# Task to complete:
Go through the listing and copy each line with the string "rainfall".

# Records:
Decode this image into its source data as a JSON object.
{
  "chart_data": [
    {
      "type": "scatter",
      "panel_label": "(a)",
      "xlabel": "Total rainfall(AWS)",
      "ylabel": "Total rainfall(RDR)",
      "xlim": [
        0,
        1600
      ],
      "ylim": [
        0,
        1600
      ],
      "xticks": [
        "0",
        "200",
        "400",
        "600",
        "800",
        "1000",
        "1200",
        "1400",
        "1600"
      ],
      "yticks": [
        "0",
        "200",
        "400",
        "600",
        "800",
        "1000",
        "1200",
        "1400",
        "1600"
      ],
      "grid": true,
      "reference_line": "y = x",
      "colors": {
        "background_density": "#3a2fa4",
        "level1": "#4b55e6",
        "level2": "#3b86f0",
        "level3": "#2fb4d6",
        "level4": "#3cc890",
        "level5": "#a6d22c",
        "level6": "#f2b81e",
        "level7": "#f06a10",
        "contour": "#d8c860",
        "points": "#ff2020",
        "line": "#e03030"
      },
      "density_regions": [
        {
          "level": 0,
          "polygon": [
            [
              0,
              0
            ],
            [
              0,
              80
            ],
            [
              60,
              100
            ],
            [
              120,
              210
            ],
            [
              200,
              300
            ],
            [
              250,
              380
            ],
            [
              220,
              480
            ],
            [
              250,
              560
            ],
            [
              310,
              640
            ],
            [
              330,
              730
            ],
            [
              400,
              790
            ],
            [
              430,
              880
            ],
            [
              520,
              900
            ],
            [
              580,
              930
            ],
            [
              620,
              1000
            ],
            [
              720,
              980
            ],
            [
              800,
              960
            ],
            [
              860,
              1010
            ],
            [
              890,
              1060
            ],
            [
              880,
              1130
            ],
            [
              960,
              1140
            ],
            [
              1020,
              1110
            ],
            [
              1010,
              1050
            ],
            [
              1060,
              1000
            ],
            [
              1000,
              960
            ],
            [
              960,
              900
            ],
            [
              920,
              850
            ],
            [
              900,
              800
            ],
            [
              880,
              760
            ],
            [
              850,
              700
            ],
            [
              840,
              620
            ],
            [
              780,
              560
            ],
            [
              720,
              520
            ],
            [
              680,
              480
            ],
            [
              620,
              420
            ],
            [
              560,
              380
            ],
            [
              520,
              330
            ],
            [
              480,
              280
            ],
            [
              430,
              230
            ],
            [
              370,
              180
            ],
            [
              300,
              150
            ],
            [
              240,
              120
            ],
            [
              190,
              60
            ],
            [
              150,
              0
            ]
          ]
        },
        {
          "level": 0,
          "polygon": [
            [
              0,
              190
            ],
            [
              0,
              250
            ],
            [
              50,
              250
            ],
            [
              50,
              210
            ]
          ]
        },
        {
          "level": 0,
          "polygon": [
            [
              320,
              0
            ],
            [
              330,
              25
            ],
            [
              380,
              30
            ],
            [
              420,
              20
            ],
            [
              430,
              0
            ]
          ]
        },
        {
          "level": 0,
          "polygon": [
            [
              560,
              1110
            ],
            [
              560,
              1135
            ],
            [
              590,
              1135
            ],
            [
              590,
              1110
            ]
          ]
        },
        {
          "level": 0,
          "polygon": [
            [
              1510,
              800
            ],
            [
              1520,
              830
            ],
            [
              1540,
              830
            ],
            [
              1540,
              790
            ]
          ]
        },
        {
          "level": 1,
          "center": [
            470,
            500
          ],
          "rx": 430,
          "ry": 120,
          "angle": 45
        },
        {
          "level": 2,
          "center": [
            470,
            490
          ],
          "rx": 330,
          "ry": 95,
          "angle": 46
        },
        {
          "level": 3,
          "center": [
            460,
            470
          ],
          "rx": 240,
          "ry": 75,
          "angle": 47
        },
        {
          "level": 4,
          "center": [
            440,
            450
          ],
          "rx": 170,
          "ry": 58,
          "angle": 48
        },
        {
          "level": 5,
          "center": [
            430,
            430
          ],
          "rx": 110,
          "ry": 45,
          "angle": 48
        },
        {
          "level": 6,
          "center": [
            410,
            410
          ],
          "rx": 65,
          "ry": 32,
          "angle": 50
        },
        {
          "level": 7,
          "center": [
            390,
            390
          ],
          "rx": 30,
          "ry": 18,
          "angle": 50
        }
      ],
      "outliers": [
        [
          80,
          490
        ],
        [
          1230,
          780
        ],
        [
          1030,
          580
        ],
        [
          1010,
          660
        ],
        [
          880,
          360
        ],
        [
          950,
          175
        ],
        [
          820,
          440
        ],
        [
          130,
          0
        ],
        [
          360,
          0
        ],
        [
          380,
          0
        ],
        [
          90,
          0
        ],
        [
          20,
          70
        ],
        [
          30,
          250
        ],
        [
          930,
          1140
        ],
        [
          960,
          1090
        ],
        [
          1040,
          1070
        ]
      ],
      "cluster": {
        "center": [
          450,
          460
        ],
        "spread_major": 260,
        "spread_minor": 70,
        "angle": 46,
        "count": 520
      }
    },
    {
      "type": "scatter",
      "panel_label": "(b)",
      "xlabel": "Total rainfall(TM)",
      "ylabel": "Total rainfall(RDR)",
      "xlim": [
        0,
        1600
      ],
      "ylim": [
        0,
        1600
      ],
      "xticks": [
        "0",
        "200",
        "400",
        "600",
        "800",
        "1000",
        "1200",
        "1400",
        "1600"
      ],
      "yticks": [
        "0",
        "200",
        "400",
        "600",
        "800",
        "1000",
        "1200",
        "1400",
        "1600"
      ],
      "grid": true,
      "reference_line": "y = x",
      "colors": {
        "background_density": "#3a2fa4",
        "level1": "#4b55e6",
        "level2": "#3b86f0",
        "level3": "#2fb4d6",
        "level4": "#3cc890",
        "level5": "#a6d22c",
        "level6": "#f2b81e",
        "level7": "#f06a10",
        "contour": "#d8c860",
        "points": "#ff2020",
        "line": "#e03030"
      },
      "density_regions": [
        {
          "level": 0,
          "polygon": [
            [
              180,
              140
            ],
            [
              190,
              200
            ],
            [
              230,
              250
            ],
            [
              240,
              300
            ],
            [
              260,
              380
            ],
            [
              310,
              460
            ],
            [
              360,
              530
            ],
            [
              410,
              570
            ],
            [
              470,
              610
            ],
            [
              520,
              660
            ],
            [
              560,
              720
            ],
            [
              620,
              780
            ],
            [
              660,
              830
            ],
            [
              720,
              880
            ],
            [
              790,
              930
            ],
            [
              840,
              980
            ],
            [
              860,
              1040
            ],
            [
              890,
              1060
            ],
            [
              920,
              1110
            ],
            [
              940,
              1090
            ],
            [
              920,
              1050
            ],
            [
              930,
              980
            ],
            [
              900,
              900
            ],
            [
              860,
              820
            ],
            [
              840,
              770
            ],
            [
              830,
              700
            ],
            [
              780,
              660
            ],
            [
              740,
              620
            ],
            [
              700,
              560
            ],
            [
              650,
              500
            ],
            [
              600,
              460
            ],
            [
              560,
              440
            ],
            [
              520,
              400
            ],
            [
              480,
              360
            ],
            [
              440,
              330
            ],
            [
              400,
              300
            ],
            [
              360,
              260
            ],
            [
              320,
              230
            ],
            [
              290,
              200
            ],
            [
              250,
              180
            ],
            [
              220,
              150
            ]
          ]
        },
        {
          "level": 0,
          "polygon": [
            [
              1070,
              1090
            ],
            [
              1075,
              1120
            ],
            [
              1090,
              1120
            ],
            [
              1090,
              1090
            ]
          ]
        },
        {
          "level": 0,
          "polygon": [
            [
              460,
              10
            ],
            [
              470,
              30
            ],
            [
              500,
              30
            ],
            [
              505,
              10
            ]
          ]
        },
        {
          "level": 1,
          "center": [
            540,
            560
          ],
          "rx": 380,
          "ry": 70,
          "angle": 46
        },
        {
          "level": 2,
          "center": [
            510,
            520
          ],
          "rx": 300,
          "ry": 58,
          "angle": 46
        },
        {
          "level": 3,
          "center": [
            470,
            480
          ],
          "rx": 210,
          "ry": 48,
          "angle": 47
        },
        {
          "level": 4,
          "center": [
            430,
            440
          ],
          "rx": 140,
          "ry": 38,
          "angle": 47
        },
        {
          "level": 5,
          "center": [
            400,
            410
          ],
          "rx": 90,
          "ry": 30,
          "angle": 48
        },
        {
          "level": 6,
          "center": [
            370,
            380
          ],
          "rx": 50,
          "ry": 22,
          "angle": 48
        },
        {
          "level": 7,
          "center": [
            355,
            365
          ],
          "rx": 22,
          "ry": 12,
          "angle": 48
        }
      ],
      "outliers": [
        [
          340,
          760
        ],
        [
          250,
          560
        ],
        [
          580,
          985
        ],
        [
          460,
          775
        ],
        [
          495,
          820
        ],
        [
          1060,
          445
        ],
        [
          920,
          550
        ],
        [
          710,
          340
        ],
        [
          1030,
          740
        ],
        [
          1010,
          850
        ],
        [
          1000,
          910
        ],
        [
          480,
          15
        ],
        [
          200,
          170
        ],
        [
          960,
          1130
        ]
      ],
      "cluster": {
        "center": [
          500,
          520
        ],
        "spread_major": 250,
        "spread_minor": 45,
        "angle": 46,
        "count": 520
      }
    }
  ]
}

# Answer below:
      "xlabel": "Total rainfall(AWS)",
      "ylabel": "Total rainfall(RDR)",
      "xlabel": "Total rainfall(TM)",
      "ylabel": "Total rainfall(RDR)",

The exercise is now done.